■ Work to be completed
Look below and pull out each line with the word "this".

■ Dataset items
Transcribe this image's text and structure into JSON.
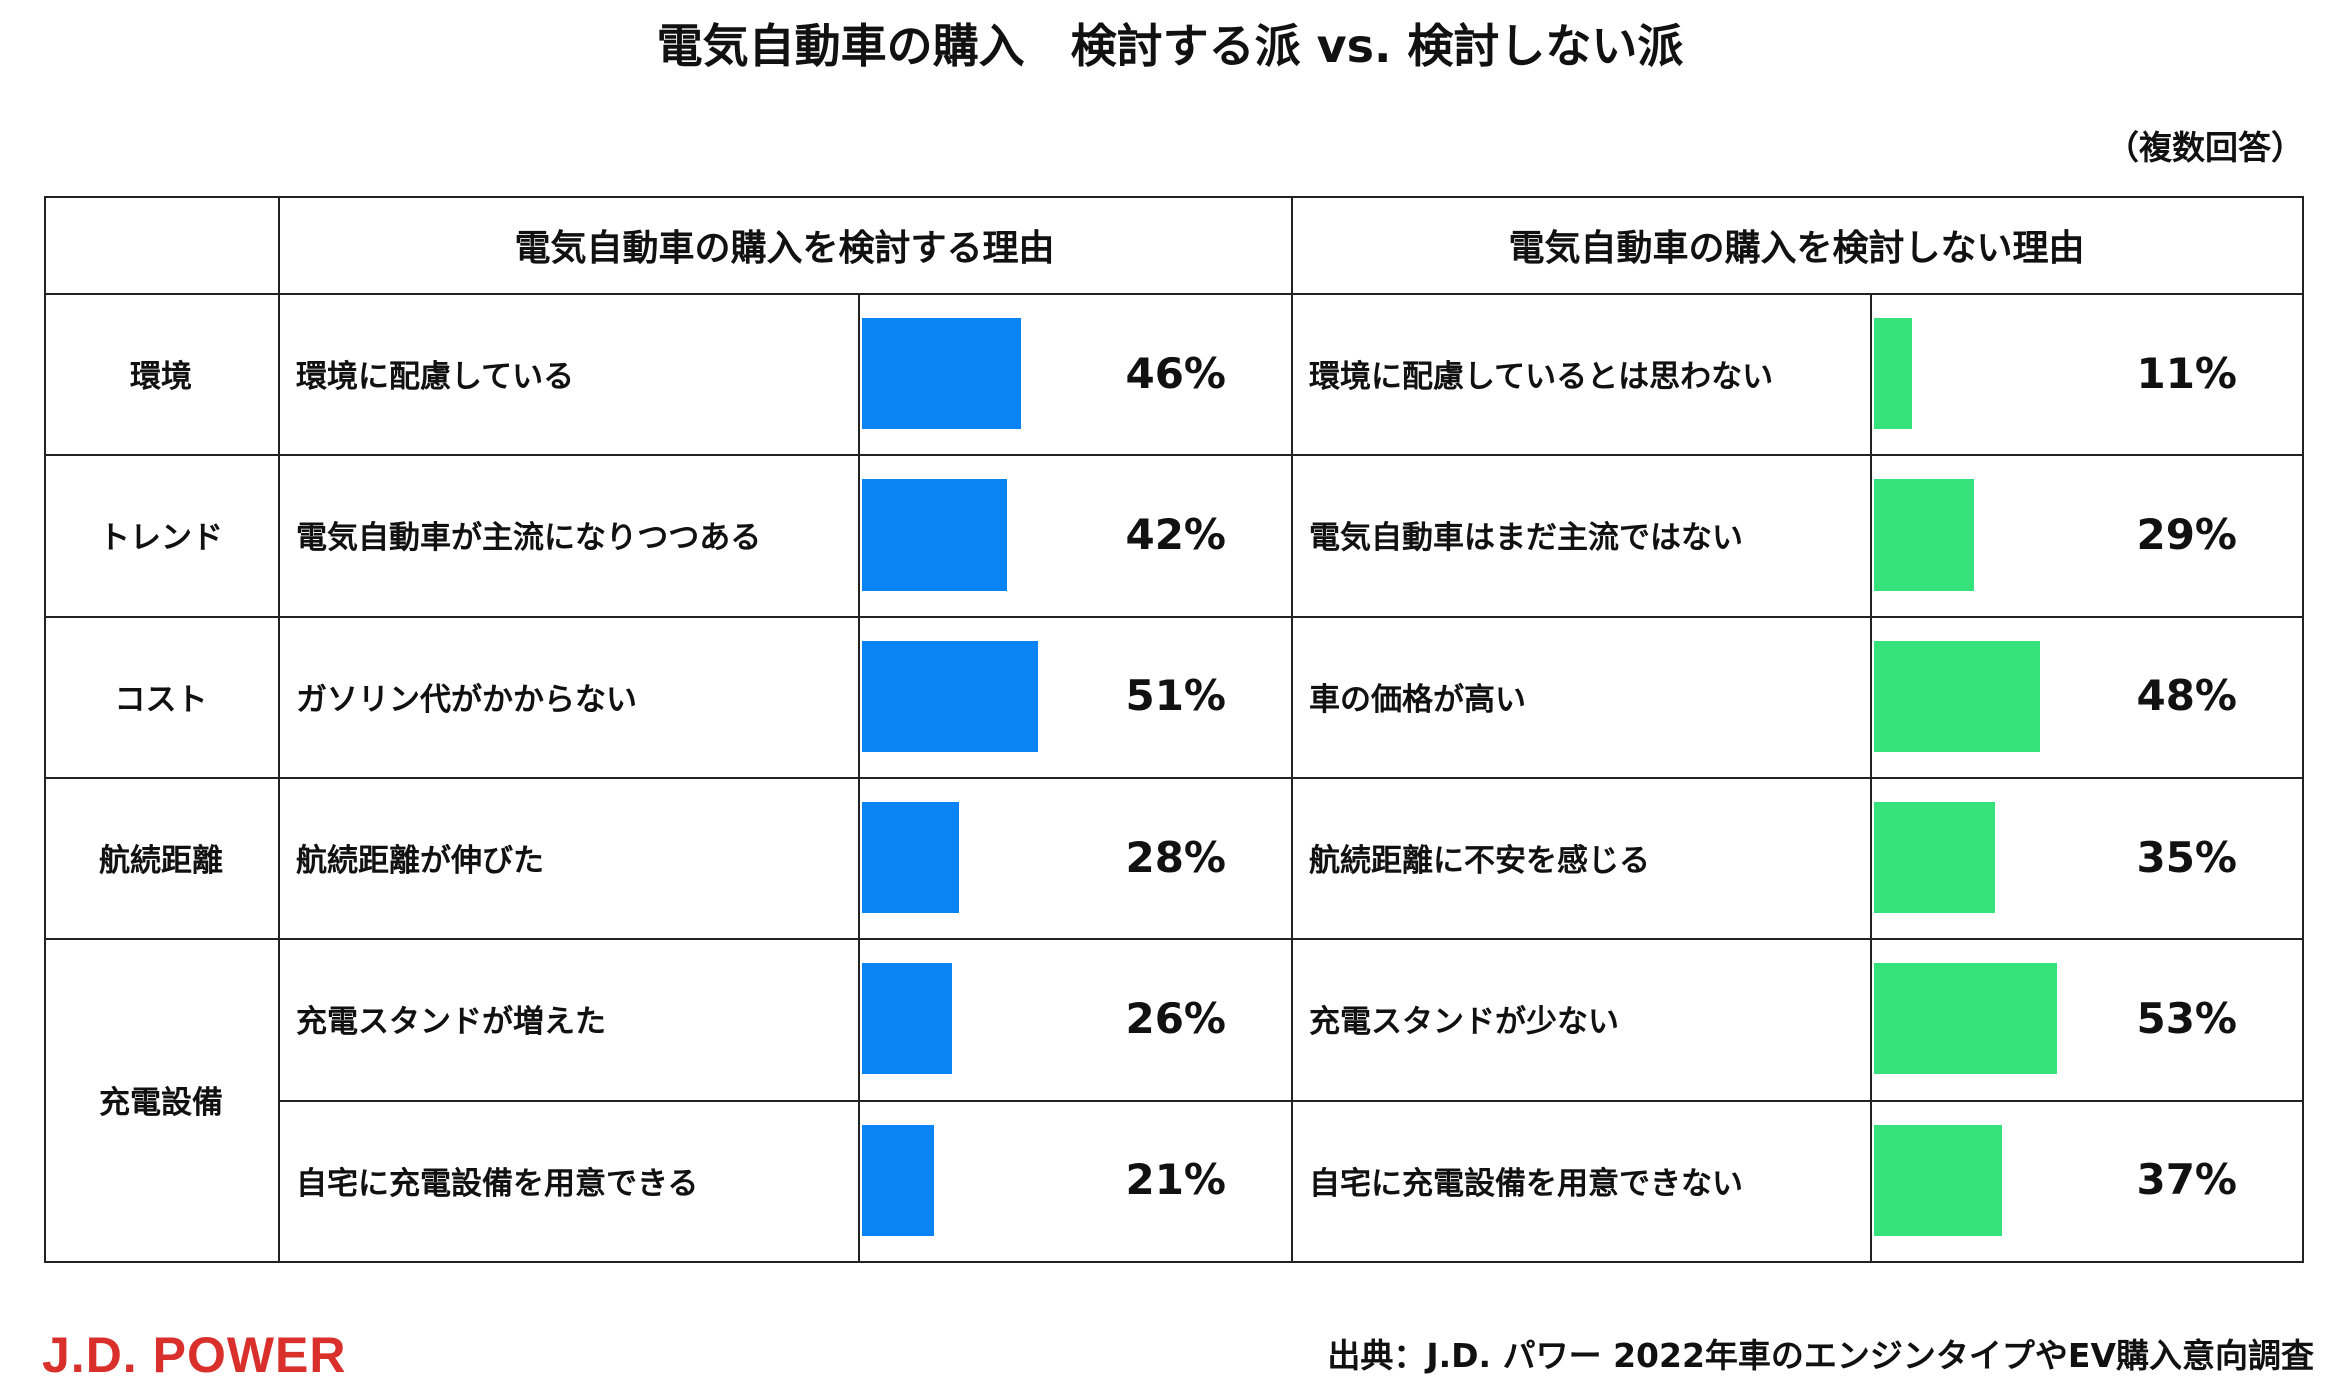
{
  "title": "電気自動車の購入　検討する派 vs. 検討しない派",
  "note": "（複数回答）",
  "chart_data": {
    "type": "bar",
    "orientation": "horizontal",
    "table_layout": true,
    "columns": [
      "電気自動車の購入を検討する理由",
      "電気自動車の購入を検討しない理由"
    ],
    "series_colors": [
      "#0a84f5",
      "#35e27c"
    ],
    "value_scale_max": 100,
    "categories": [
      {
        "label": "環境",
        "rows": [
          0
        ]
      },
      {
        "label": "トレンド",
        "rows": [
          1
        ]
      },
      {
        "label": "コスト",
        "rows": [
          2
        ]
      },
      {
        "label": "航続距離",
        "rows": [
          3
        ]
      },
      {
        "label": "充電設備",
        "rows": [
          4,
          5
        ]
      }
    ],
    "rows": [
      {
        "consider": {
          "label": "環境に配慮している",
          "value": 46
        },
        "not_consider": {
          "label": "環境に配慮しているとは思わない",
          "value": 11
        }
      },
      {
        "consider": {
          "label": "電気自動車が主流になりつつある",
          "value": 42
        },
        "not_consider": {
          "label": "電気自動車はまだ主流ではない",
          "value": 29
        }
      },
      {
        "consider": {
          "label": "ガソリン代がかからない",
          "value": 51
        },
        "not_consider": {
          "label": "車の価格が高い",
          "value": 48
        }
      },
      {
        "consider": {
          "label": "航続距離が伸びた",
          "value": 28
        },
        "not_consider": {
          "label": "航続距離に不安を感じる",
          "value": 35
        }
      },
      {
        "consider": {
          "label": "充電スタンドが増えた",
          "value": 26
        },
        "not_consider": {
          "label": "充電スタンドが少ない",
          "value": 53
        }
      },
      {
        "consider": {
          "label": "自宅に充電設備を用意できる",
          "value": 21
        },
        "not_consider": {
          "label": "自宅に充電設備を用意できない",
          "value": 37
        }
      }
    ],
    "unit": "%"
  },
  "footer": {
    "logo": "J.D. POWER",
    "logo_color": "#d9302c",
    "source": "出典：J.D. パワー 2022年車のエンジンタイプやEV購入意向調査"
  }
}
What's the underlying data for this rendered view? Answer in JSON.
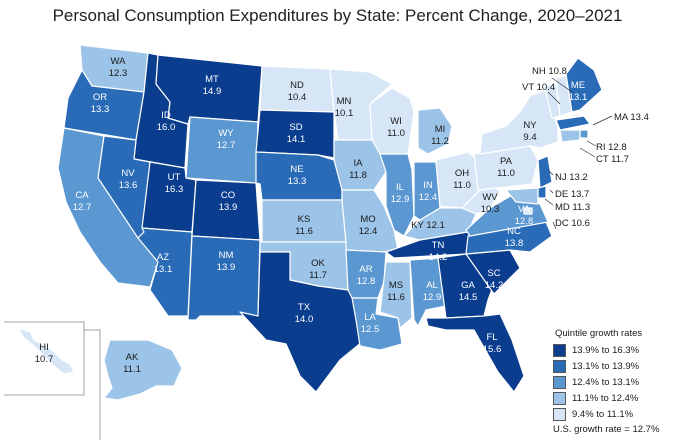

■ The reply
Transcribe this image's text and structure into JSON.
What's the underlying data for this rendered view? Answer in JSON.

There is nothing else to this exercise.